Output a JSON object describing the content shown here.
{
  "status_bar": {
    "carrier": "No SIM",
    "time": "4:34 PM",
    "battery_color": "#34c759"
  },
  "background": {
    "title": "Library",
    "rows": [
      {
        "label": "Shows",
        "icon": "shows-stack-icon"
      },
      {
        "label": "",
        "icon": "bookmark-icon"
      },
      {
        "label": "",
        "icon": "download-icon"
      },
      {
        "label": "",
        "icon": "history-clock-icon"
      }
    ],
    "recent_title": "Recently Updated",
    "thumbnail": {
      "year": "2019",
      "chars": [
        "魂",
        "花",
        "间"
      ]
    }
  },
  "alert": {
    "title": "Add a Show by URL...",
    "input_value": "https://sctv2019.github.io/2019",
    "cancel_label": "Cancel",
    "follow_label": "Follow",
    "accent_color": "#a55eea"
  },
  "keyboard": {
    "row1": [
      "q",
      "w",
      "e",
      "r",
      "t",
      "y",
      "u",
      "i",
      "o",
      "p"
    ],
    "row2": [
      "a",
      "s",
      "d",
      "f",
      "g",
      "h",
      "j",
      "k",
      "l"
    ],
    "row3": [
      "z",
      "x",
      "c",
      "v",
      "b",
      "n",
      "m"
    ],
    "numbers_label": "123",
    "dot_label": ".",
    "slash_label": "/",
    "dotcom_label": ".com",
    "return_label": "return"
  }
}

══════

-- To do --
Transcribe all of the material exactly. Omit nothing.

-- Output of the task --
Output a JSON object describing the content shown here.
{
  "status_bar": {
    "carrier": "No SIM",
    "time": "4:34 PM",
    "battery_color": "#34c759"
  },
  "background": {
    "title": "Library",
    "rows": [
      {
        "label": "Shows",
        "icon": "shows-stack-icon"
      },
      {
        "label": "",
        "icon": "bookmark-icon"
      },
      {
        "label": "",
        "icon": "download-icon"
      },
      {
        "label": "",
        "icon": "history-clock-icon"
      }
    ],
    "recent_title": "Recently Updated",
    "thumbnail": {
      "year": "2019",
      "chars": [
        "魂",
        "花",
        "间"
      ]
    }
  },
  "alert": {
    "title": "Add a Show by URL...",
    "input_value": "https://sctv2019.github.io/2019",
    "cancel_label": "Cancel",
    "follow_label": "Follow",
    "accent_color": "#a55eea"
  },
  "keyboard": {
    "row1": [
      "q",
      "w",
      "e",
      "r",
      "t",
      "y",
      "u",
      "i",
      "o",
      "p"
    ],
    "row2": [
      "a",
      "s",
      "d",
      "f",
      "g",
      "h",
      "j",
      "k",
      "l"
    ],
    "row3": [
      "z",
      "x",
      "c",
      "v",
      "b",
      "n",
      "m"
    ],
    "numbers_label": "123",
    "dot_label": ".",
    "slash_label": "/",
    "dotcom_label": ".com",
    "return_label": "return"
  }
}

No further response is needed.